[BEGIN Records provided]
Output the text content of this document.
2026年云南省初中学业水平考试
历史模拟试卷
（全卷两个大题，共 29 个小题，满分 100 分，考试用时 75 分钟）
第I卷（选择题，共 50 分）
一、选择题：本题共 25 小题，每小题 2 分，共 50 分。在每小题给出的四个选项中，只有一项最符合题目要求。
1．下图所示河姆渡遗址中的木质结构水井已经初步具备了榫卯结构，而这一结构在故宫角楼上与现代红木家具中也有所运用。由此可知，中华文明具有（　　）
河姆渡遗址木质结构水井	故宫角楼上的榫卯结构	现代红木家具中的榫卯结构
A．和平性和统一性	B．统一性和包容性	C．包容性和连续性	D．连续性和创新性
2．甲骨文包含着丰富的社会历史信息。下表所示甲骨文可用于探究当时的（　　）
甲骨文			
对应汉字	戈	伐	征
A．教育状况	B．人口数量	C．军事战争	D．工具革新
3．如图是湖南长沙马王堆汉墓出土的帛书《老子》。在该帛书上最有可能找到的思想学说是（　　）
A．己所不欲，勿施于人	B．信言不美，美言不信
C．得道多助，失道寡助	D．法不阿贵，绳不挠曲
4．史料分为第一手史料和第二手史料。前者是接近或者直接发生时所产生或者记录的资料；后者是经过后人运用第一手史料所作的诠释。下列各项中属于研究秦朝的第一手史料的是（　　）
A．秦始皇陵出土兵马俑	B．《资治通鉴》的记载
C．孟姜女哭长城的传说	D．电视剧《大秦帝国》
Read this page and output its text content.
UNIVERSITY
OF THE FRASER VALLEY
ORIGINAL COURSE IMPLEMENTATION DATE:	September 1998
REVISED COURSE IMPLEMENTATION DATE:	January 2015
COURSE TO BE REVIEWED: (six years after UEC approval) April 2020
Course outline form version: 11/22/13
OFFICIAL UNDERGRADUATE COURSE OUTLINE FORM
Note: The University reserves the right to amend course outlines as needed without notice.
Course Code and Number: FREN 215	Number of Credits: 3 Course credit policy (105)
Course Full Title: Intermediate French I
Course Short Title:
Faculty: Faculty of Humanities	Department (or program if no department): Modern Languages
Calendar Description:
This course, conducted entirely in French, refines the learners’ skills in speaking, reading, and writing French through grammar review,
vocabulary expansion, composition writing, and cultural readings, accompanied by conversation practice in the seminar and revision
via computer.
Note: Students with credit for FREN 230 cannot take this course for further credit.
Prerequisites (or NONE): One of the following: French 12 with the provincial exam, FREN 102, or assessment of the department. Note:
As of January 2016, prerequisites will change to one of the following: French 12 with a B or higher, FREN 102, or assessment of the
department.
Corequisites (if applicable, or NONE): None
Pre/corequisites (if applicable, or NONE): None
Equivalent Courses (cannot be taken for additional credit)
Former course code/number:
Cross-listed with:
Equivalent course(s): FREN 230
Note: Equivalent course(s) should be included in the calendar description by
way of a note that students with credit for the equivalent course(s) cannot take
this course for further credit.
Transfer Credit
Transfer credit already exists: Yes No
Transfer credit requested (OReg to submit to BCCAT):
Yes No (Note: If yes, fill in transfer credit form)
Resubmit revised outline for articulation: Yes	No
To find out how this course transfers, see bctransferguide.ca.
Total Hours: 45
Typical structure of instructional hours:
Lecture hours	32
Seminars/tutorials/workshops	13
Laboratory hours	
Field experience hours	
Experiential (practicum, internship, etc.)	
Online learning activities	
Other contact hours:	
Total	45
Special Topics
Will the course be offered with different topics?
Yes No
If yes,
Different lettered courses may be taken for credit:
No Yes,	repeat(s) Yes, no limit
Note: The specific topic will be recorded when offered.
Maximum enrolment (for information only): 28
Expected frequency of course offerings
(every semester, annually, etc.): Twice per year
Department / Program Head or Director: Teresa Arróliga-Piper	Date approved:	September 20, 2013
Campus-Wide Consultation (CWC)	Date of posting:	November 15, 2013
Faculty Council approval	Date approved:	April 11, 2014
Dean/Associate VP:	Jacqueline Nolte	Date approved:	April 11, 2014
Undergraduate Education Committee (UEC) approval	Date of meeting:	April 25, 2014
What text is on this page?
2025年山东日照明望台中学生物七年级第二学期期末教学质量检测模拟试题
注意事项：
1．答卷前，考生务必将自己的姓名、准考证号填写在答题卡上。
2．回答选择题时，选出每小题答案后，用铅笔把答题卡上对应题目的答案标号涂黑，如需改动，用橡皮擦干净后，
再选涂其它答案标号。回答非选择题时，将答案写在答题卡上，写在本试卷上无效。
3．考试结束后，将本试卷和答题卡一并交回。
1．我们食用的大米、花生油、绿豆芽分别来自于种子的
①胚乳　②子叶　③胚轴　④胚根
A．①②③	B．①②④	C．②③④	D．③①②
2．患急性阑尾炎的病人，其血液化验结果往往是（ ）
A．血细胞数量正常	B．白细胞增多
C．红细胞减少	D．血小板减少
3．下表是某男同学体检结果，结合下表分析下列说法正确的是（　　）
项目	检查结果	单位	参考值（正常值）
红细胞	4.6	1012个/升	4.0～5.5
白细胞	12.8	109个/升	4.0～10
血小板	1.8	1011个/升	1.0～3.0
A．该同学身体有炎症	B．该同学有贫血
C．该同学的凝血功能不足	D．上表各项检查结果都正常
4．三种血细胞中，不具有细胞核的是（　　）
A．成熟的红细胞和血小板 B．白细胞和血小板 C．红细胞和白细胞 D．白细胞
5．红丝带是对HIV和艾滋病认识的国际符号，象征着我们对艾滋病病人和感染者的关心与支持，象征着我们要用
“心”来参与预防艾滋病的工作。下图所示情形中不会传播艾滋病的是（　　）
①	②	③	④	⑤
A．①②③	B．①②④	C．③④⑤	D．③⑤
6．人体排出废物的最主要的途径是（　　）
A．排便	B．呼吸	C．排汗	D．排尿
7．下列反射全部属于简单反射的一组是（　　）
[END Records provided]
Gather, from the listing above, every line carrying the word "Faculty".

Result for this task
Faculty: Faculty of Humanities	Department (or program if no department): Modern Languages
Faculty Council approval	Date approved:	April 11, 2014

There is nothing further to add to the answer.